(TO DO)
Your task is to copy every line of the entries that contains "Standard".

(DATA SUPPLIED)
○ ○ ○ ○ ○

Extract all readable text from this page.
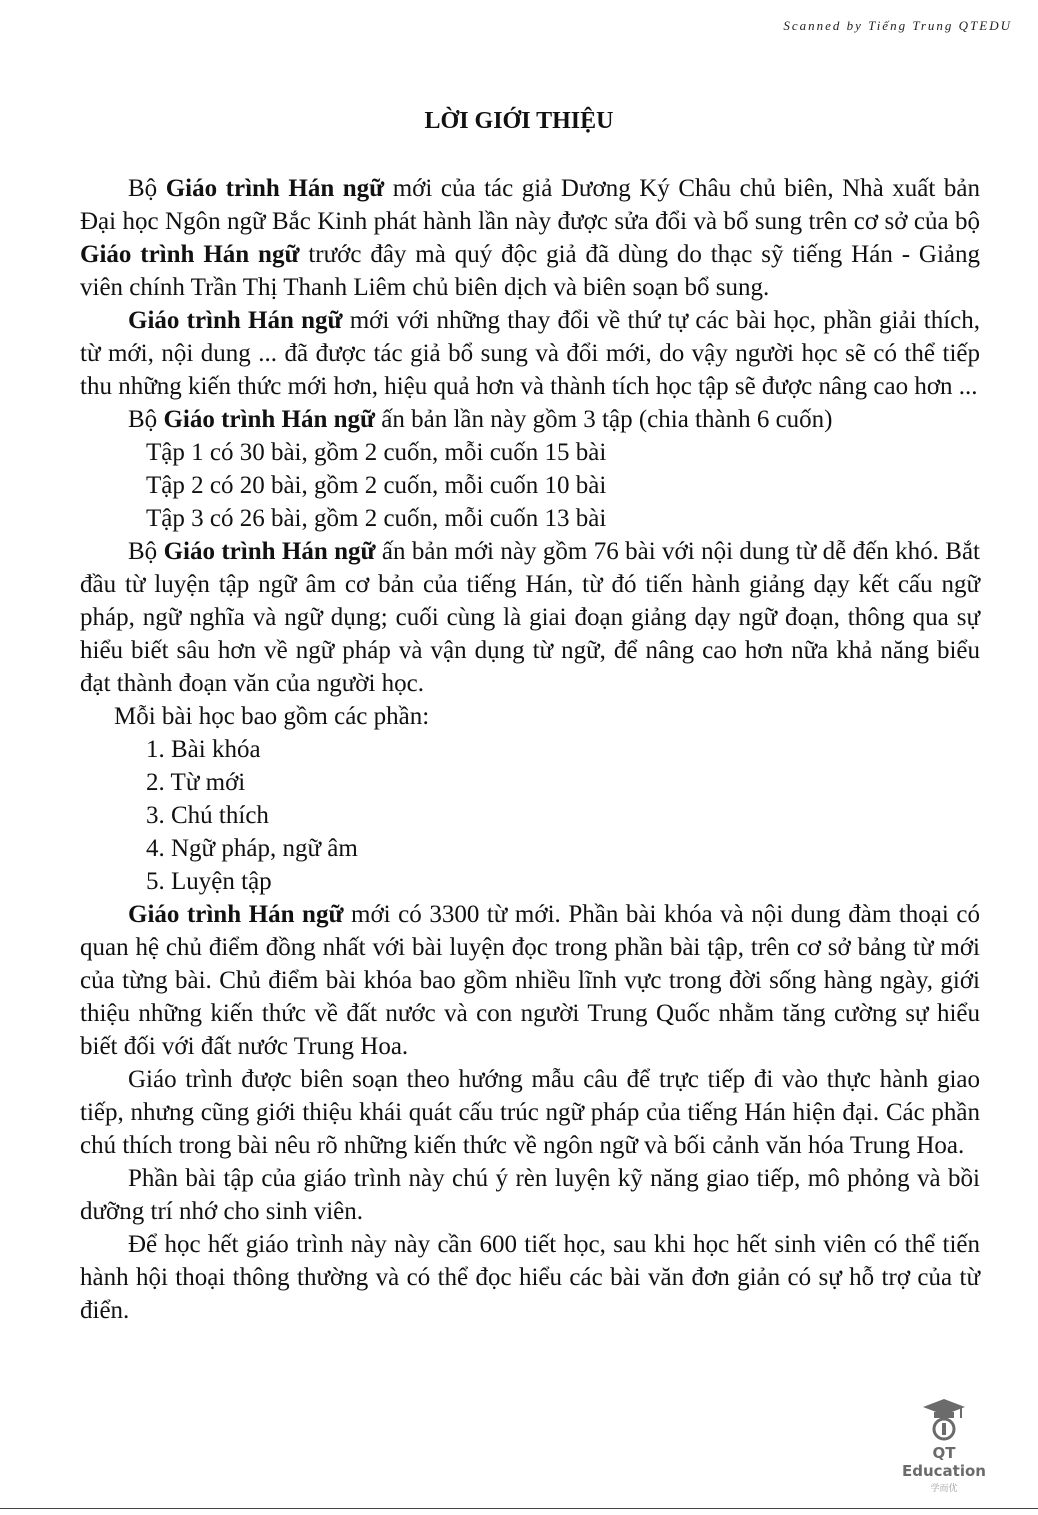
Scanned by Tiếng Trung QTEDU
LỜI GIỚI THIỆU

Bộ Giáo trình Hán ngữ mới của tác giả Dương Ký Châu chủ biên, Nhà xuất bản Đại học Ngôn ngữ Bắc Kinh phát hành lần này được sửa đổi và bổ sung trên cơ sở của bộ Giáo trình Hán ngữ trước đây mà quý độc giả đã dùng do thạc sỹ tiếng Hán - Giảng viên chính Trần Thị Thanh Liêm chủ biên dịch và biên soạn bổ sung.

Giáo trình Hán ngữ mới với những thay đổi về thứ tự các bài học, phần giải thích, từ mới, nội dung ... đã được tác giả bổ sung và đổi mới, do vậy người học sẽ có thể tiếp thu những kiến thức mới hơn, hiệu quả hơn và thành tích học tập sẽ được nâng cao hơn ...

Bộ Giáo trình Hán ngữ ấn bản lần này gồm 3 tập (chia thành 6 cuốn)

Tập 1 có 30 bài, gồm 2 cuốn, mỗi cuốn 15 bài

Tập 2 có 20 bài, gồm 2 cuốn, mỗi cuốn 10 bài

Tập 3 có 26 bài, gồm 2 cuốn, mỗi cuốn 13 bài

Bộ Giáo trình Hán ngữ ấn bản mới này gồm 76 bài với nội dung từ dễ đến khó. Bắt đầu từ luyện tập ngữ âm cơ bản của tiếng Hán, từ đó tiến hành giảng dạy kết cấu ngữ pháp, ngữ nghĩa và ngữ dụng; cuối cùng là giai đoạn giảng dạy ngữ đoạn, thông qua sự hiểu biết sâu hơn về ngữ pháp và vận dụng từ ngữ, để nâng cao hơn nữa khả năng biểu đạt thành đoạn văn của người học.

Mỗi bài học bao gồm các phần:

1. Bài khóa

2. Từ mới

3. Chú thích

4. Ngữ pháp, ngữ âm

5. Luyện tập

Giáo trình Hán ngữ mới có 3300 từ mới. Phần bài khóa và nội dung đàm thoại có quan hệ chủ điểm đồng nhất với bài luyện đọc trong phần bài tập, trên cơ sở bảng từ mới của từng bài. Chủ điểm bài khóa bao gồm nhiều lĩnh vực trong đời sống hàng ngày, giới thiệu những kiến thức về đất nước và con người Trung Quốc nhằm tăng cường sự hiểu biết đối với đất nước Trung Hoa.

Giáo trình được biên soạn theo hướng mẫu câu để trực tiếp đi vào thực hành giao tiếp, nhưng cũng giới thiệu khái quát cấu trúc ngữ pháp của tiếng Hán hiện đại. Các phần chú thích trong bài nêu rõ những kiến thức về ngôn ngữ và bối cảnh văn hóa Trung Hoa.

Phần bài tập của giáo trình này chú ý rèn luyện kỹ năng giao tiếp, mô phỏng và bồi dưỡng trí nhớ cho sinh viên.

Để học hết giáo trình này này cần 600 tiết học, sau khi học hết sinh viên có thể tiến hành hội thoại thông thường và có thể đọc hiểu các bài văn đơn giản có sự hỗ trợ của từ điển.

QT Education
学而优
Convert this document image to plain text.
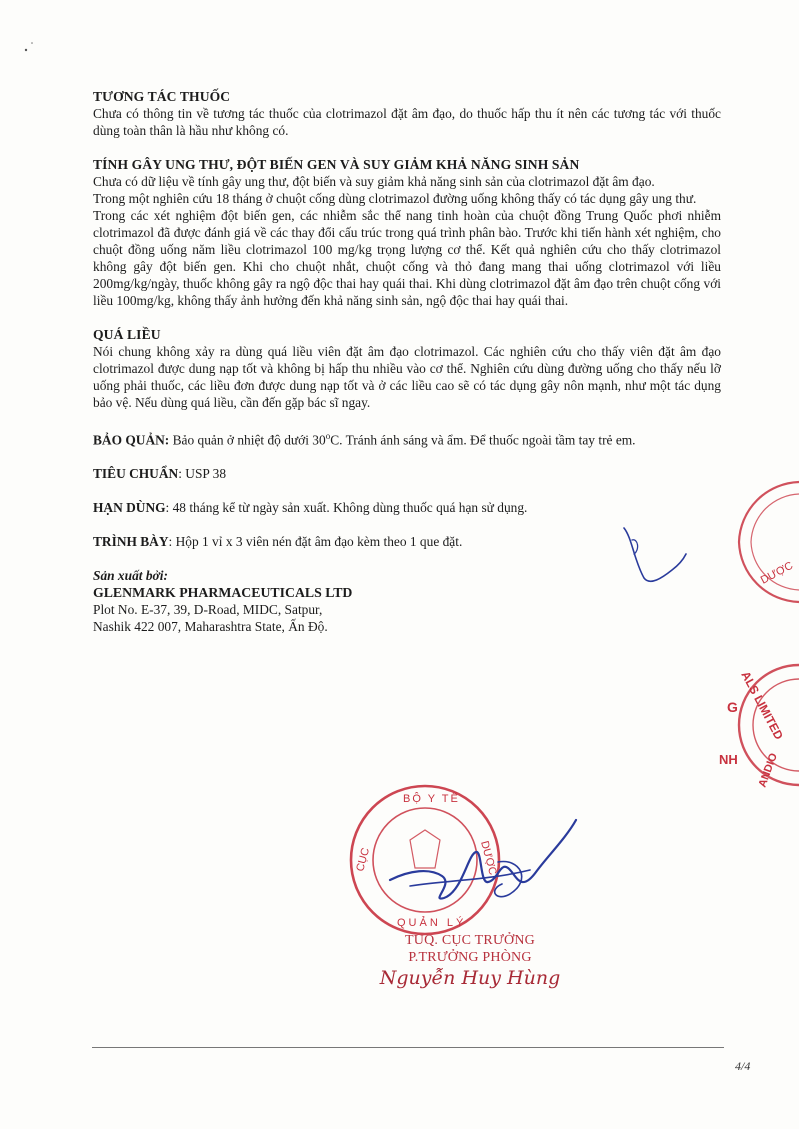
TƯƠNG TÁC THUỐC

Chưa có thông tin về tương tác thuốc của clotrimazol đặt âm đạo, do thuốc hấp thu ít nên các tương tác với thuốc dùng toàn thân là hầu như không có.

TÍNH GÂY UNG THƯ, ĐỘT BIẾN GEN VÀ SUY GIẢM KHẢ NĂNG SINH SẢN

Chưa có dữ liệu về tính gây ung thư, đột biến và suy giảm khả năng sinh sản của clotrimazol đặt âm đạo.

Trong một nghiên cứu 18 tháng ở chuột cống dùng clotrimazol đường uống không thấy có tác dụng gây ung thư.

Trong các xét nghiệm đột biến gen, các nhiễm sắc thể nang tinh hoàn của chuột đồng Trung Quốc phơi nhiễm clotrimazol đã được đánh giá về các thay đổi cấu trúc trong quá trình phân bào. Trước khi tiến hành xét nghiệm, cho chuột đồng uống năm liều clotrimazol 100 mg/kg trọng lượng cơ thể. Kết quả nghiên cứu cho thấy clotrimazol không gây đột biến gen. Khi cho chuột nhắt, chuột cống và thỏ đang mang thai uống clotrimazol với liều 200mg/kg/ngày, thuốc không gây ra ngộ độc thai hay quái thai. Khi dùng clotrimazol đặt âm đạo trên chuột cống với liều 100mg/kg, không thấy ảnh hưởng đến khả năng sinh sản, ngộ độc thai hay quái thai.

QUÁ LIỀU

Nói chung không xảy ra dùng quá liều viên đặt âm đạo clotrimazol. Các nghiên cứu cho thấy viên đặt âm đạo clotrimazol được dung nạp tốt và không bị hấp thu nhiều vào cơ thể. Nghiên cứu dùng đường uống cho thấy nếu lỡ uống phải thuốc, các liều đơn được dung nạp tốt và ở các liều cao sẽ có tác dụng gây nôn mạnh, như một tác dụng bảo vệ. Nếu dùng quá liều, cần đến gặp bác sĩ ngay.

BẢO QUẢN: Bảo quản ở nhiệt độ dưới 30$^o$C. Tránh ánh sáng và ẩm. Để thuốc ngoài tầm tay trẻ em.

TIÊU CHUẨN: USP 38

HẠN DÙNG: 48 tháng kể từ ngày sản xuất. Không dùng thuốc quá hạn sử dụng.

TRÌNH BÀY: Hộp 1 vỉ x 3 viên nén đặt âm đạo kèm theo 1 que đặt.

Sản xuất bởi:
GLENMARK PHARMACEUTICALS LTD
Plot No. E-37, 39, D-Road, MIDC, Satpur,
Nashik 422 007, Maharashtra State, Ấn Độ.
DƯỢC
ALS LIMITED
G
NH ANDIO
BỘ Y TẾ
CỤC
QUẢN LÝ
DƯỢC
TUQ. CỤC TRƯỞNG
P.TRƯỞNG PHÒNG
Nguyễn Huy Hùng
4/4
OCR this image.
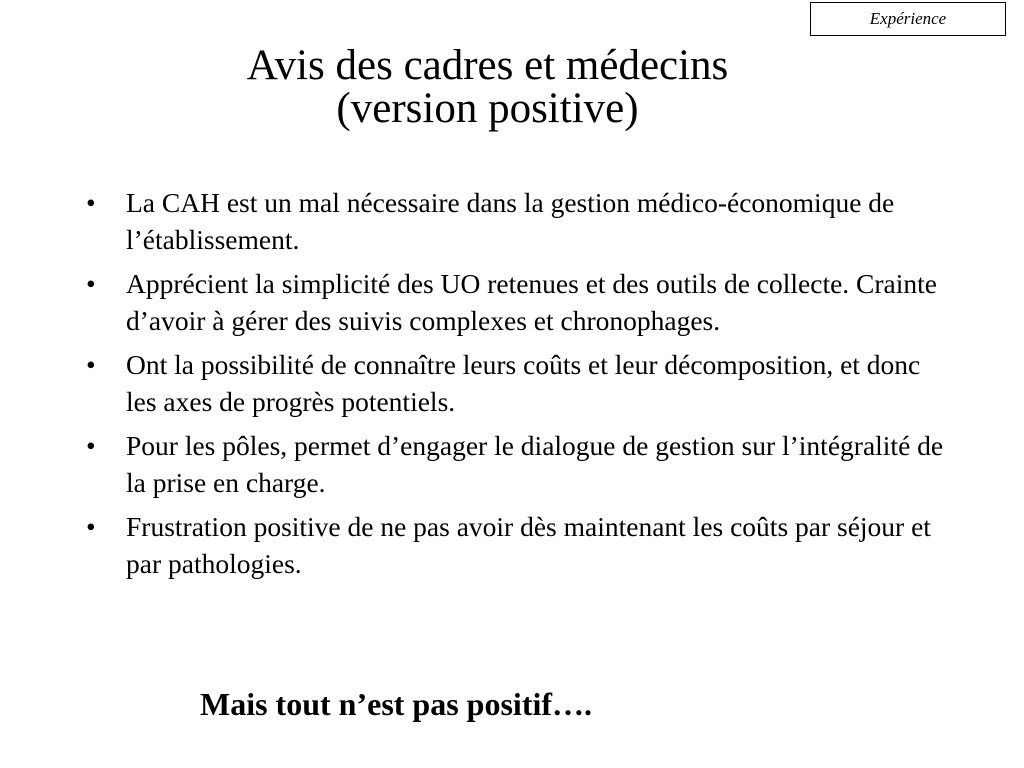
Expérience
Avis des cadres et médecins
(version positive)
• La CAH est un mal nécessaire dans la gestion médico-économique de l’établissement.
• Apprécient la simplicité des UO retenues et des outils de collecte. Crainte d’avoir à gérer des suivis complexes et chronophages.
• Ont la possibilité de connaître leurs coûts et leur décomposition, et donc les axes de progrès potentiels.
• Pour les pôles, permet d’engager le dialogue de gestion sur l’intégralité de la prise en charge.
• Frustration positive de ne pas avoir dès maintenant les coûts par séjour et par pathologies.

Mais tout n’est pas positif….
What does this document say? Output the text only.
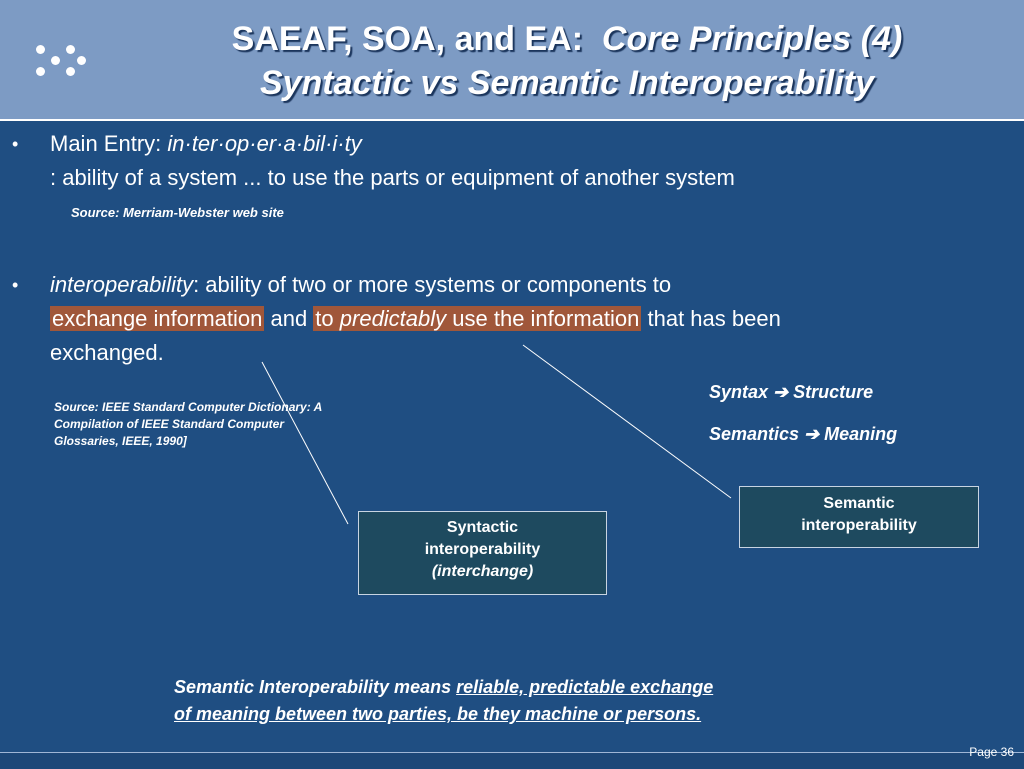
SAEAF, SOA, and EA: Core Principles (4)
Syntactic vs Semantic Interoperability
• Main Entry: in·ter·op·er·a·bil·i·ty
: ability of a system ... to use the parts or equipment of another system
Source: Merriam-Webster web site
• interoperability: ability of two or more systems or components to
exchange information and to predictably use the information that has been
exchanged.
Source: IEEE Standard Computer Dictionary: A
Compilation of IEEE Standard Computer
Glossaries, IEEE, 1990]
Syntax ➔ Structure
Semantics ➔ Meaning
Syntactic
interoperability
(interchange)
Semantic
interoperability
Semantic Interoperability means reliable, predictable exchange
of meaning between two parties, be they machine or persons.
Page 36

○ ○ ○ ○ ○

(REPLY TO THE EXERCISE)
Source: IEEE Standard Computer Dictionary: A
Compilation of IEEE Standard Computer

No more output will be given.